**EXERCISE INSTRUCTIONS**
Track down each line that has the word "JSON" and copy it.

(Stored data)
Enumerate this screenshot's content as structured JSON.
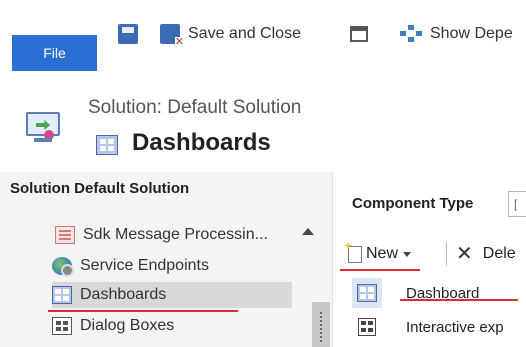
{
  "ribbon": {
    "file_label": "File",
    "save_icon": "save-icon",
    "save_close_label": "Save and Close",
    "print_icon": "print-icon",
    "show_dependencies_label": "Show Depe"
  },
  "header": {
    "solution_line": "Solution: Default Solution",
    "title": "Dashboards"
  },
  "nav": {
    "header": "Solution Default Solution",
    "items": [
      {
        "label": "Sdk Message Processin...",
        "icon": "sdk-message-icon"
      },
      {
        "label": "Service Endpoints",
        "icon": "service-endpoints-icon"
      },
      {
        "label": "Dashboards",
        "icon": "dashboards-icon",
        "selected": true
      },
      {
        "label": "Dialog Boxes",
        "icon": "dialog-boxes-icon"
      }
    ]
  },
  "main": {
    "component_type_label": "Component Type",
    "component_type_value": "[",
    "toolbar": {
      "new_label": "New",
      "delete_label": "Dele"
    },
    "rows": [
      {
        "label": "Dashboard",
        "icon": "dashboard-icon"
      },
      {
        "label": "Interactive exp",
        "icon": "interactive-experience-icon"
      }
    ]
  },
  "colors": {
    "file_button": "#2a6fd1",
    "selected_nav": "#d8d8d8",
    "highlight_underline": "#d9302b"
  }
}
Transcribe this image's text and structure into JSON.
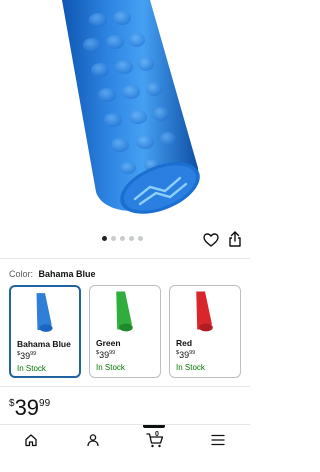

**FINAL RESULT**
Enumerate this screenshot's content as structured JSON.
Transcribe this image's text and structure into JSON.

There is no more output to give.